GIVEN RECORDS:
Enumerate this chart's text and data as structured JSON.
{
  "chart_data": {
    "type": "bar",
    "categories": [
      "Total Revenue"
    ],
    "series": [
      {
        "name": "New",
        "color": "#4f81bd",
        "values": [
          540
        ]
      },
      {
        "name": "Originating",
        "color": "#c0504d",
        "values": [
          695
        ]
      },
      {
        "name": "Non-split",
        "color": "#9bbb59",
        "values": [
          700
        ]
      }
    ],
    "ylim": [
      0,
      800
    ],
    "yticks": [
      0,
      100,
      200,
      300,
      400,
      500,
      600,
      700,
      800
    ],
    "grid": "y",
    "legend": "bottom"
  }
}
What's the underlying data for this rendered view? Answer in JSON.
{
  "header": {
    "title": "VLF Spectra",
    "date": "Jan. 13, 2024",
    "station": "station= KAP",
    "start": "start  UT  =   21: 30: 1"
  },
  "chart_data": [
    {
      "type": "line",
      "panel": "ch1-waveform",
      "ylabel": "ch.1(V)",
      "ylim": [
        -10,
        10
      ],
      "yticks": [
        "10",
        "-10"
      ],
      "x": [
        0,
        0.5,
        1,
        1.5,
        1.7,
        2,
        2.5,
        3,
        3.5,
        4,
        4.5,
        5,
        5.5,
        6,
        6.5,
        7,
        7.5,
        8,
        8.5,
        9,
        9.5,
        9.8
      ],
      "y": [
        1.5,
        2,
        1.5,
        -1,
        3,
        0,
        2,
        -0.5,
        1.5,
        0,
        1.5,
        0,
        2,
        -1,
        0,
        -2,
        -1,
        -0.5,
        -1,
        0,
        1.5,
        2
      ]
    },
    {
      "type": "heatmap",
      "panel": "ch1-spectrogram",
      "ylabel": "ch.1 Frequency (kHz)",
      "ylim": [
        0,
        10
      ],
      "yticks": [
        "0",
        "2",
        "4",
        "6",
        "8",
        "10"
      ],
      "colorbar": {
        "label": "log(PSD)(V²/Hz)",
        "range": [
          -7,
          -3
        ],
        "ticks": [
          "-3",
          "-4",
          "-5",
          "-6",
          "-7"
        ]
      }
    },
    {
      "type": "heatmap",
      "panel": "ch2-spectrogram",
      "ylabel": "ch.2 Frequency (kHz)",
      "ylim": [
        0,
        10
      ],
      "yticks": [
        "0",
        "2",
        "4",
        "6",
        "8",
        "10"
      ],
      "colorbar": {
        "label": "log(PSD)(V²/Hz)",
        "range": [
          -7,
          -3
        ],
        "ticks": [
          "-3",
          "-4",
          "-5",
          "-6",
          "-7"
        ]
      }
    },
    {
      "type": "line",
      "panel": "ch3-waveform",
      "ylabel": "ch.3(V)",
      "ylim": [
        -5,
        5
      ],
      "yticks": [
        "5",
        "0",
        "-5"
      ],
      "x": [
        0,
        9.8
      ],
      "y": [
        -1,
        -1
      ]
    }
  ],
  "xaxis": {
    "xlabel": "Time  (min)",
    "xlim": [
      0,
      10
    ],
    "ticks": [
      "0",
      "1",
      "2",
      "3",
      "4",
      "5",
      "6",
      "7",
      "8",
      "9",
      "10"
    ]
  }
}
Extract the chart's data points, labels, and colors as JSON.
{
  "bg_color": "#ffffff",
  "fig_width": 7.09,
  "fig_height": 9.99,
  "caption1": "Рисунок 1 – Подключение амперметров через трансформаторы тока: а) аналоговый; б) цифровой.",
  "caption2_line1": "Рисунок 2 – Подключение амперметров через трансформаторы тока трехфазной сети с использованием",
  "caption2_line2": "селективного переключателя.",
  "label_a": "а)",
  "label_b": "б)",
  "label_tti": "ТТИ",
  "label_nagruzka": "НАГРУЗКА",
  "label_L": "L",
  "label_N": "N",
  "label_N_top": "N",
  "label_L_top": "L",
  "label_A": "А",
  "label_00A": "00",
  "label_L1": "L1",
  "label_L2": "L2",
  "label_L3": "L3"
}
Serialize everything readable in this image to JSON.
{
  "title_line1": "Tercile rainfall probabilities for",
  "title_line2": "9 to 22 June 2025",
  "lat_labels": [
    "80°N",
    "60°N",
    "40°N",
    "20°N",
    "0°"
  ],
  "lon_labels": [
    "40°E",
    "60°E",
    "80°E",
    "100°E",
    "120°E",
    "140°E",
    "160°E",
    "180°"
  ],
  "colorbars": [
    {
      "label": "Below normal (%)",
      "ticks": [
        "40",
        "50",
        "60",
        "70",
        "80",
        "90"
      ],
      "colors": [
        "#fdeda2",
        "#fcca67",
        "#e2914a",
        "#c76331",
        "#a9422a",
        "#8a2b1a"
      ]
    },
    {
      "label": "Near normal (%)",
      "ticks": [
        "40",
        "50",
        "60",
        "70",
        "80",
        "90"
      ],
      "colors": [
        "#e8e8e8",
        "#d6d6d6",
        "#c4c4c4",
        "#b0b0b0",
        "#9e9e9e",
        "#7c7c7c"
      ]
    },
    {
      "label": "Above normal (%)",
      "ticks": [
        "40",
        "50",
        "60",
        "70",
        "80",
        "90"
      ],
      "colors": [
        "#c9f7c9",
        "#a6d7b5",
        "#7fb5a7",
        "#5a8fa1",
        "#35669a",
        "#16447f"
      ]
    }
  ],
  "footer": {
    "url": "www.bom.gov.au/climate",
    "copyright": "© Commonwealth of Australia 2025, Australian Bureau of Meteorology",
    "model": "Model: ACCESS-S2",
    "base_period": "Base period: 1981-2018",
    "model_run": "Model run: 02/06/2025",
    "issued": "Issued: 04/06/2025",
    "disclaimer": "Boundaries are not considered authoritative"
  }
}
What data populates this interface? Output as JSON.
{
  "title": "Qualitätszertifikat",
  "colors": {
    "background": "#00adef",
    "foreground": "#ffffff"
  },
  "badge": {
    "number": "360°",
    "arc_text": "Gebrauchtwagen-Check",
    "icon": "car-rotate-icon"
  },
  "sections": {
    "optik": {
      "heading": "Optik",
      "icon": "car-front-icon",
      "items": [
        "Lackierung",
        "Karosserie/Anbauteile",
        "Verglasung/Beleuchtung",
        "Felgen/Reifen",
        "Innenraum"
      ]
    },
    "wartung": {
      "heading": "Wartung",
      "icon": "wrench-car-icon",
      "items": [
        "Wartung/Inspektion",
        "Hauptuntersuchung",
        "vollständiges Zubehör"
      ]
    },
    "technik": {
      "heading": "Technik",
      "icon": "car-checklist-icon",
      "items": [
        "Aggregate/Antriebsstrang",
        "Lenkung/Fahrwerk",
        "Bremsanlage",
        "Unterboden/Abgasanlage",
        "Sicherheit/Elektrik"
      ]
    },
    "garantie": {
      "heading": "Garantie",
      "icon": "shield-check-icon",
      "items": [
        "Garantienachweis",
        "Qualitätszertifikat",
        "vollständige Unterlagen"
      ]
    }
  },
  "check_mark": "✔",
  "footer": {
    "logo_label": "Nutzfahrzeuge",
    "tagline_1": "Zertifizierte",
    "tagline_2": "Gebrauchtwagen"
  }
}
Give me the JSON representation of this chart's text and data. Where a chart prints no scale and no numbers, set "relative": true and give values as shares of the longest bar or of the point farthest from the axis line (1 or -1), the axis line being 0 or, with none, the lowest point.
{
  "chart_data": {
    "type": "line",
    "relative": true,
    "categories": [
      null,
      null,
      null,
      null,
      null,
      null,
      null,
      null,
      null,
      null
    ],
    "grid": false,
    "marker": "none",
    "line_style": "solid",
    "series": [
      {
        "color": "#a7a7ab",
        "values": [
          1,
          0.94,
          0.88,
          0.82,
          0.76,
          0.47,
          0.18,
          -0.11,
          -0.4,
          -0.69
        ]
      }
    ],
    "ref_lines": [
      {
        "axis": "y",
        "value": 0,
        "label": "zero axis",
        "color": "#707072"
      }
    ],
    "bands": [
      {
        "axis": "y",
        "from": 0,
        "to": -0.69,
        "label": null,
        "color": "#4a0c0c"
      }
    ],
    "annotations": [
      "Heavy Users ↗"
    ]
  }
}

TO BE DONE:
Give only the count of lines in which the string "JSON" appears.

TASK ANSWER:
6